## BRIEF
Report how many lines in the records below contain the word "this". Give only the number.

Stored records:
.....
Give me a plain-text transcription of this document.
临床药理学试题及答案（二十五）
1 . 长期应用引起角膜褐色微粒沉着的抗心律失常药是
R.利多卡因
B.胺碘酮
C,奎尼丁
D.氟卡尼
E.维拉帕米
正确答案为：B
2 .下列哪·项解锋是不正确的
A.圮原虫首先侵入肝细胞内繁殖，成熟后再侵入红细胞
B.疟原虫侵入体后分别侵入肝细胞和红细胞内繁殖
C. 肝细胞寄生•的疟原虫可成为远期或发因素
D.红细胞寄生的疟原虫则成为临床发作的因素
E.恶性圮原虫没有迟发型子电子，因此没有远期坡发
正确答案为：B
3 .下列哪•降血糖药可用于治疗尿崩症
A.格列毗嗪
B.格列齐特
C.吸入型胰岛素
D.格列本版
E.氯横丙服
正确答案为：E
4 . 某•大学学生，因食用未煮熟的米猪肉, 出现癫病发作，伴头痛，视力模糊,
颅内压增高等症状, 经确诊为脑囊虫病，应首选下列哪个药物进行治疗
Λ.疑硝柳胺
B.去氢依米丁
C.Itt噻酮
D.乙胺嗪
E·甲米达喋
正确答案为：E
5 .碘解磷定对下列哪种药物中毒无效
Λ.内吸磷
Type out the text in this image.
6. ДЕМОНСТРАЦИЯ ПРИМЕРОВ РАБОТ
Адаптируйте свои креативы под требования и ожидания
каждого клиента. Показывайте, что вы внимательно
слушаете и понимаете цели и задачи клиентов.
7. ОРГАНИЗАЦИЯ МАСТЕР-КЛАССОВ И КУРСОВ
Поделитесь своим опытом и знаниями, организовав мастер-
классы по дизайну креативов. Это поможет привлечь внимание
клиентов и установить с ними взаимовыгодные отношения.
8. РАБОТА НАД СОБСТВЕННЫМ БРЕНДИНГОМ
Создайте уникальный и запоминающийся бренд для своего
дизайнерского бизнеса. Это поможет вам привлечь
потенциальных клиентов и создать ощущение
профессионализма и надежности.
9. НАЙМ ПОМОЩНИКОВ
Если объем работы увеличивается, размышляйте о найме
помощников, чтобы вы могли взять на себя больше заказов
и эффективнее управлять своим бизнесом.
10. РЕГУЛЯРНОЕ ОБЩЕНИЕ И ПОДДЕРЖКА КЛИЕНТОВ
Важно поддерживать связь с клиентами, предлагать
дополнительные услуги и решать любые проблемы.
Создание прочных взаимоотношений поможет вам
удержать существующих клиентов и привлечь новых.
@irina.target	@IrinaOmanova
.....
## FINAL RESULT
2